[Collected data]
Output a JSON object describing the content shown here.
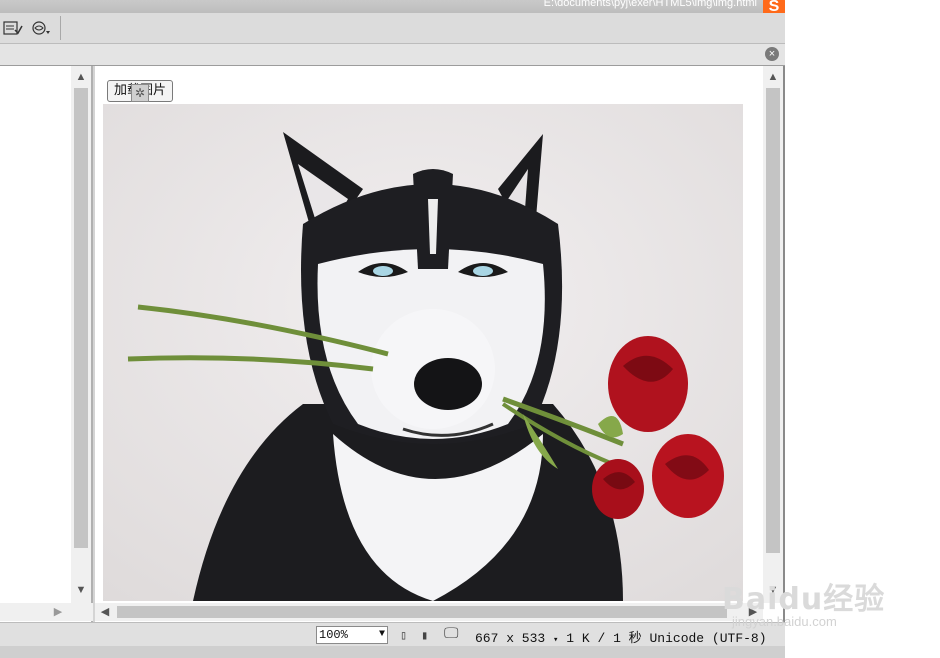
{
  "titlebar": {
    "path": "E:\\documents\\pyj\\exer\\HTML5\\img\\img.html",
    "brand_letter": "S"
  },
  "toolbar": {
    "icons": [
      "check-list-icon",
      "preview-icon"
    ]
  },
  "docbar": {
    "close_glyph": "×"
  },
  "design": {
    "button_label": "加载图片"
  },
  "statusbar": {
    "zoom": "100%",
    "dimensions": "667 x 533",
    "filesize": "1 K / 1 秒",
    "encoding": "Unicode (UTF-8)"
  },
  "watermark": {
    "logo": "Baidu经验",
    "url": "jingyan.baidu.com"
  },
  "colors": {
    "frame": "#d4d4d4",
    "brand": "#ff6a1a",
    "rose": "#b0121e",
    "stem": "#6f8f3a"
  }
}
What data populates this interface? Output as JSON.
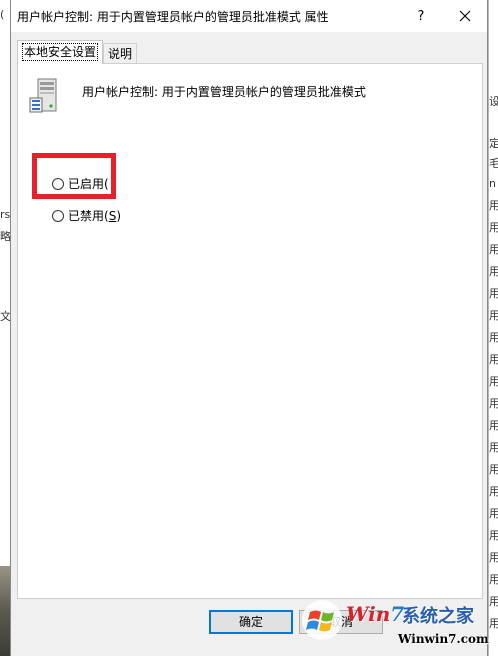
{
  "dialog": {
    "title": "用户帐户控制: 用于内置管理员帐户的管理员批准模式 属性",
    "help_label": "?",
    "close_label": "close"
  },
  "tabs": [
    {
      "label": "本地安全设置",
      "active": true
    },
    {
      "label": "说明",
      "active": false
    }
  ],
  "policy": {
    "name": "用户帐户控制: 用于内置管理员帐户的管理员批准模式",
    "icon": "server-computer-icon"
  },
  "options": {
    "enabled": {
      "label": "已启用(",
      "selected": false
    },
    "disabled": {
      "label_prefix": "已禁用(",
      "accel": "S",
      "label_suffix": ")",
      "selected": false
    }
  },
  "buttons": {
    "ok": "确定",
    "cancel": "取消"
  },
  "highlight_color": "#e8202a",
  "background": {
    "left_fragments": [
      "(",
      "rs",
      "略",
      "文"
    ],
    "right_fragments": [
      "设",
      "定",
      "毛",
      "n",
      "用",
      "用",
      "用",
      "用",
      "用",
      "用",
      "用",
      "用",
      "用",
      "用",
      "用",
      "用",
      "用",
      "用",
      "用",
      "用",
      "用",
      "用",
      "用",
      "用"
    ]
  },
  "watermark": {
    "brand_win": "Win",
    "brand_seven": "7",
    "brand_cn": "系统之家",
    "url": "Winwin7.com"
  }
}
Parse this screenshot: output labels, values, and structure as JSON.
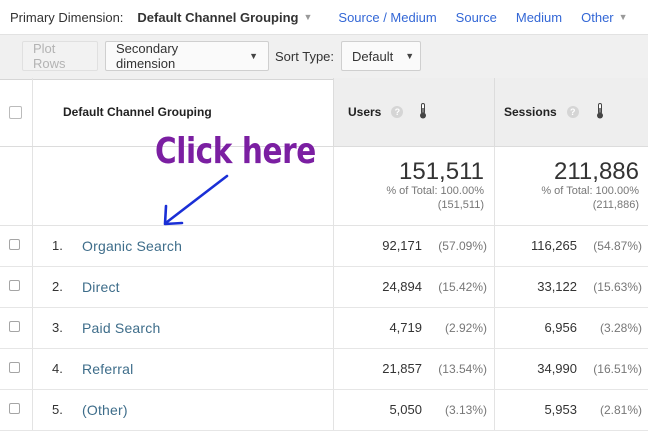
{
  "dimension_bar": {
    "label": "Primary Dimension:",
    "active": "Default Channel Grouping",
    "links": [
      "Source / Medium",
      "Source",
      "Medium",
      "Other"
    ]
  },
  "toolbar": {
    "plot_rows": "Plot Rows",
    "secondary_dimension": "Secondary dimension",
    "sort_type_label": "Sort Type:",
    "sort_type_value": "Default"
  },
  "table": {
    "columns": {
      "dimension": "Default Channel Grouping",
      "users": "Users",
      "sessions": "Sessions"
    },
    "totals": {
      "users": "151,511",
      "users_pct": "% of Total: 100.00%",
      "users_sub": "(151,511)",
      "sessions": "211,886",
      "sessions_pct": "% of Total: 100.00%",
      "sessions_sub": "(211,886)"
    },
    "rows": [
      {
        "rank": "1.",
        "channel": "Organic Search",
        "users": "92,171",
        "users_pct": "(57.09%)",
        "sessions": "116,265",
        "sessions_pct": "(54.87%)"
      },
      {
        "rank": "2.",
        "channel": "Direct",
        "users": "24,894",
        "users_pct": "(15.42%)",
        "sessions": "33,122",
        "sessions_pct": "(15.63%)"
      },
      {
        "rank": "3.",
        "channel": "Paid Search",
        "users": "4,719",
        "users_pct": "(2.92%)",
        "sessions": "6,956",
        "sessions_pct": "(3.28%)"
      },
      {
        "rank": "4.",
        "channel": "Referral",
        "users": "21,857",
        "users_pct": "(13.54%)",
        "sessions": "34,990",
        "sessions_pct": "(16.51%)"
      },
      {
        "rank": "5.",
        "channel": "(Other)",
        "users": "5,050",
        "users_pct": "(3.13%)",
        "sessions": "5,953",
        "sessions_pct": "(2.81%)"
      }
    ]
  },
  "annotation": {
    "text": "Click here",
    "color": "#7b1fa2",
    "arrow_color": "#1a2fd6"
  },
  "colors": {
    "link": "#3367d6",
    "row_link": "#3e6d8a",
    "header_bg": "#eeeeee"
  },
  "icons": [
    "help-icon",
    "thermometer-icon",
    "dropdown-caret-icon",
    "arrow-annotation-icon"
  ]
}
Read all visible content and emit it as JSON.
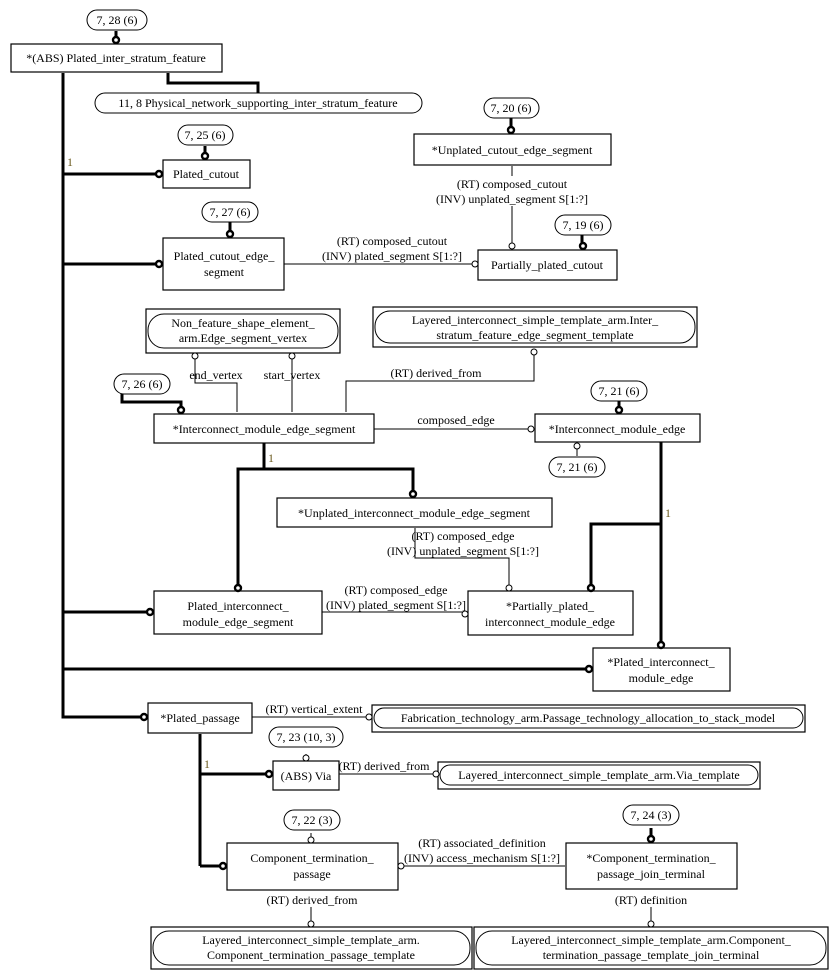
{
  "diagram": {
    "type": "EXPRESS-G schema diagram",
    "entities": {
      "plated_inter_stratum_feature": "*(ABS) Plated_inter_stratum_feature",
      "plated_cutout": "Plated_cutout",
      "unplated_cutout_edge_segment": "*Unplated_cutout_edge_segment",
      "plated_cutout_edge_segment": [
        "Plated_cutout_edge_",
        "segment"
      ],
      "partially_plated_cutout": "Partially_plated_cutout",
      "interconnect_module_edge_segment": "*Interconnect_module_edge_segment",
      "interconnect_module_edge": "*Interconnect_module_edge",
      "unplated_interconnect_module_edge_segment": "*Unplated_interconnect_module_edge_segment",
      "plated_interconnect_module_edge_segment": [
        "Plated_interconnect_",
        "module_edge_segment"
      ],
      "partially_plated_interconnect_module_edge": [
        "*Partially_plated_",
        "interconnect_module_edge"
      ],
      "plated_interconnect_module_edge": [
        "*Plated_interconnect_",
        "module_edge"
      ],
      "plated_passage": "*Plated_passage",
      "via": "(ABS) Via",
      "component_termination_passage": [
        "Component_termination_",
        "passage"
      ],
      "component_termination_passage_join_terminal": [
        "*Component_termination_",
        "passage_join_terminal"
      ]
    },
    "external_refs": {
      "physical_network": "11, 8 Physical_network_supporting_inter_stratum_feature",
      "edge_segment_vertex": [
        "Non_feature_shape_element_",
        "arm.Edge_segment_vertex"
      ],
      "inter_stratum_template": [
        "Layered_interconnect_simple_template_arm.Inter_",
        "stratum_feature_edge_segment_template"
      ],
      "passage_technology": "Fabrication_technology_arm.Passage_technology_allocation_to_stack_model",
      "via_template": "Layered_interconnect_simple_template_arm.Via_template",
      "ctp_template": [
        "Layered_interconnect_simple_template_arm.",
        "Component_termination_passage_template"
      ],
      "ctp_join_terminal_template": [
        "Layered_interconnect_simple_template_arm.Component_",
        "termination_passage_template_join_terminal"
      ]
    },
    "page_refs": {
      "r_7_28": "7, 28 (6)",
      "r_7_25": "7, 25 (6)",
      "r_7_20": "7, 20 (6)",
      "r_7_27": "7, 27 (6)",
      "r_7_19": "7, 19 (6)",
      "r_7_26": "7, 26 (6)",
      "r_7_21_top": "7, 21 (6)",
      "r_7_21_bottom": "7, 21 (6)",
      "r_7_23": "7, 23 (10, 3)",
      "r_7_22": "7, 22 (3)",
      "r_7_24": "7, 24 (3)"
    },
    "relationships": {
      "unplated_cutout": [
        "(RT) composed_cutout",
        "(INV) unplated_segment S[1:?]"
      ],
      "plated_cutout_seg": [
        "(RT) composed_cutout",
        "(INV) plated_segment S[1:?]"
      ],
      "end_vertex": "end_vertex",
      "start_vertex": "start_vertex",
      "derived_from_imes": "(RT) derived_from",
      "composed_edge": "composed_edge",
      "unplated_imes": [
        "(RT) composed_edge",
        "(INV) unplated_segment S[1:?]"
      ],
      "plated_imes": [
        "(RT) composed_edge",
        "(INV) plated_segment S[1:?]"
      ],
      "vertical_extent": "(RT) vertical_extent",
      "via_derived_from": "(RT) derived_from",
      "associated_definition": [
        "(RT) associated_definition",
        "(INV) access_mechanism S[1:?]"
      ],
      "ctp_derived_from": "(RT) derived_from",
      "definition": "(RT) definition"
    },
    "cardinality_labels": {
      "c1": "1",
      "c2": "1",
      "c3": "1",
      "c4": "1"
    },
    "colors": {
      "line": "#000000",
      "cardinality": "#6b5a1e",
      "background": "#ffffff"
    }
  }
}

● **WHAT IS BEING ASKED**
Tally the lines of the records holding the word "用户帐户控制", then state only the tally.

● **PROBLEM SOLUTION**
2